(YOUR OBJECTIVE)
Give the number of lines in the listing below that include the word "Charger", with nothing more.

(MATERIAL PROVIDED)

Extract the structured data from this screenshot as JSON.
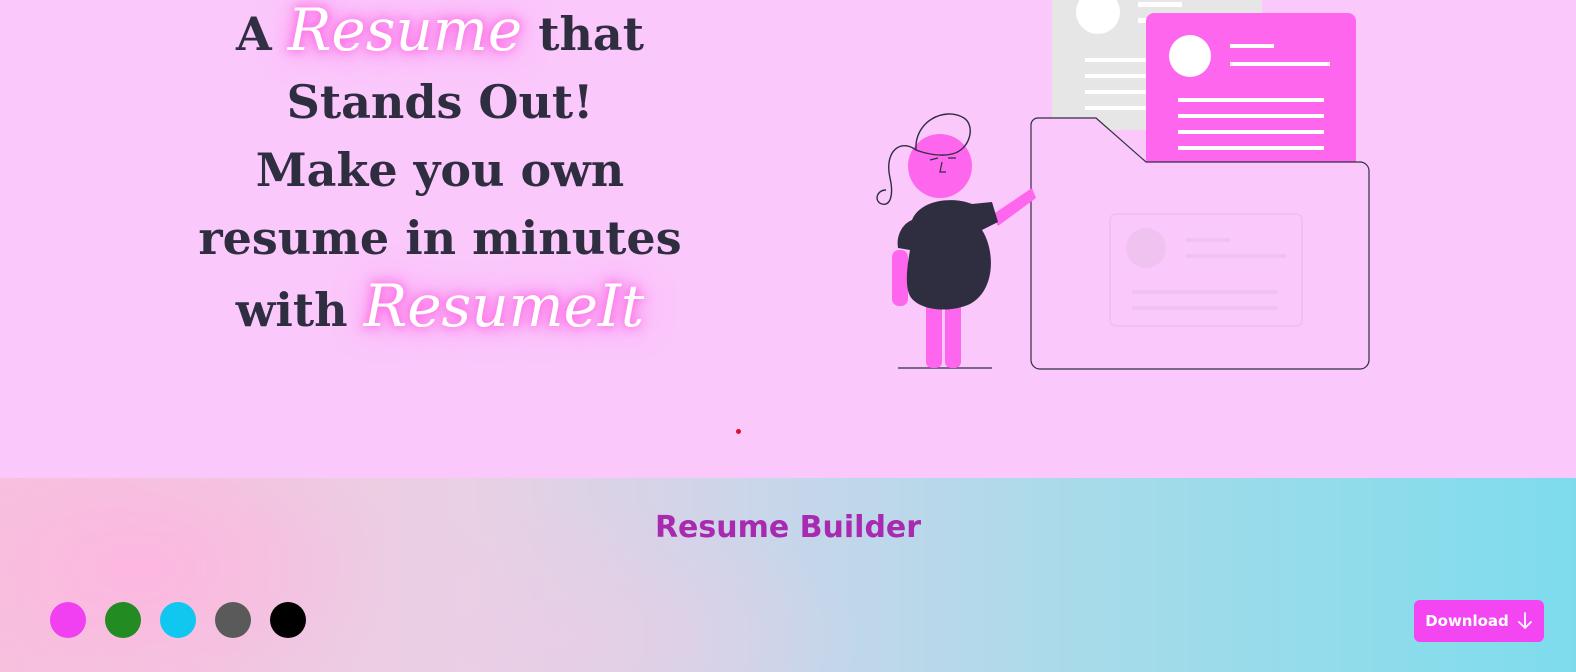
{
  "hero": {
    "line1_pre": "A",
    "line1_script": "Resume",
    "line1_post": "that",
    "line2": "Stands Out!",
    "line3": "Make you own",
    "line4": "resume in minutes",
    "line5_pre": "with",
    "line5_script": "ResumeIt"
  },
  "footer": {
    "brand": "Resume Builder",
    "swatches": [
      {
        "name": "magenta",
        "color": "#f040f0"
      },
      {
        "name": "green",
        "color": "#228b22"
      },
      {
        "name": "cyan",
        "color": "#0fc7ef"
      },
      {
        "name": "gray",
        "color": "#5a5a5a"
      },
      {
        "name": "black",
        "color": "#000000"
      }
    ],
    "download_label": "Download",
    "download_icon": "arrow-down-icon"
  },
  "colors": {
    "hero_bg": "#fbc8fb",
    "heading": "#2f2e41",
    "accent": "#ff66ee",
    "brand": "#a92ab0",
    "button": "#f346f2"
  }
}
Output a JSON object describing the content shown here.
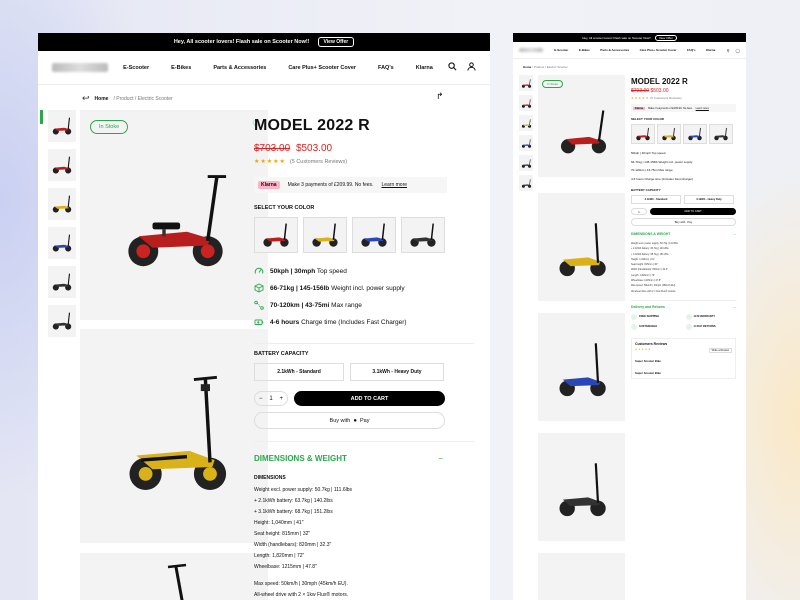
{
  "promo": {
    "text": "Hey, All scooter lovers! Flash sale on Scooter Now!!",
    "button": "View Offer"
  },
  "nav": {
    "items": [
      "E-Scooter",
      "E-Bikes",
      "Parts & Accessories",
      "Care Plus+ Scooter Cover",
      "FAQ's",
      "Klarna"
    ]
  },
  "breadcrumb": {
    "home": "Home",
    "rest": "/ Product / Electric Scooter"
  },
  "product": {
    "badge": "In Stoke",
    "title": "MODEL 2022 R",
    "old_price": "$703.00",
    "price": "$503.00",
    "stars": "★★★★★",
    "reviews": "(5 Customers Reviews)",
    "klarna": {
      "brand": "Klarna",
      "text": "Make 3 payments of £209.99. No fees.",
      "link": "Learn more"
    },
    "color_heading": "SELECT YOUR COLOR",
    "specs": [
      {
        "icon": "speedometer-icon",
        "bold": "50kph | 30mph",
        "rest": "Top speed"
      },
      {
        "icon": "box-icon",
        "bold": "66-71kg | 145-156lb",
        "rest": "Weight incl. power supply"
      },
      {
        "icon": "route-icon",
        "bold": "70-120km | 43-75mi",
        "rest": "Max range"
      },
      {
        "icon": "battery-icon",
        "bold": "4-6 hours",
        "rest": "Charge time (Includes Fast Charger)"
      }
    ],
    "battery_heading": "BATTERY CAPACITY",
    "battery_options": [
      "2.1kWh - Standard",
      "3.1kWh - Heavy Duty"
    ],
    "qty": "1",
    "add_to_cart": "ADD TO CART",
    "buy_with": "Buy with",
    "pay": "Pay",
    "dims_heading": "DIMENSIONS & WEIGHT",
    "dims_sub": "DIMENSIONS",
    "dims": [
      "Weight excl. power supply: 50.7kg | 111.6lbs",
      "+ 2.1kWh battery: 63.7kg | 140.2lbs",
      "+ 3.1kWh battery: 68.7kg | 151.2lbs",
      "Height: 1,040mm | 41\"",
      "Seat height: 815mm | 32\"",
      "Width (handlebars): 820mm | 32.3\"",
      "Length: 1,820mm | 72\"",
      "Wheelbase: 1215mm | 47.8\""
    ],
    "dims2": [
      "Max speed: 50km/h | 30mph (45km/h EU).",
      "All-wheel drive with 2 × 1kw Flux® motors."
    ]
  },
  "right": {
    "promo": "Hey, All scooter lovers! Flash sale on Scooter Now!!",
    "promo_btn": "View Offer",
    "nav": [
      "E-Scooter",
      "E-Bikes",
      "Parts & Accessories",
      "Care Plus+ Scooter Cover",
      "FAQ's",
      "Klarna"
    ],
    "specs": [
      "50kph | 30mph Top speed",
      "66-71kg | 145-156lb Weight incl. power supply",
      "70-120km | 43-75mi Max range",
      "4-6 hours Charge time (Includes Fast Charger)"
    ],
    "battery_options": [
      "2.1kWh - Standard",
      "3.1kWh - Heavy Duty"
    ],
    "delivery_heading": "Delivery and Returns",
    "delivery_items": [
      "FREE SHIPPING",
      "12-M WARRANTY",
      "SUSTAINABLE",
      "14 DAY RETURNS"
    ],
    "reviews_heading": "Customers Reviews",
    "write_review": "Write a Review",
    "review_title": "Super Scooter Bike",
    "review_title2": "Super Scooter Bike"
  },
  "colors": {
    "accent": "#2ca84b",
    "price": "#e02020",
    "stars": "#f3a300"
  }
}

(RESULT OF THIS EXERCISE)
2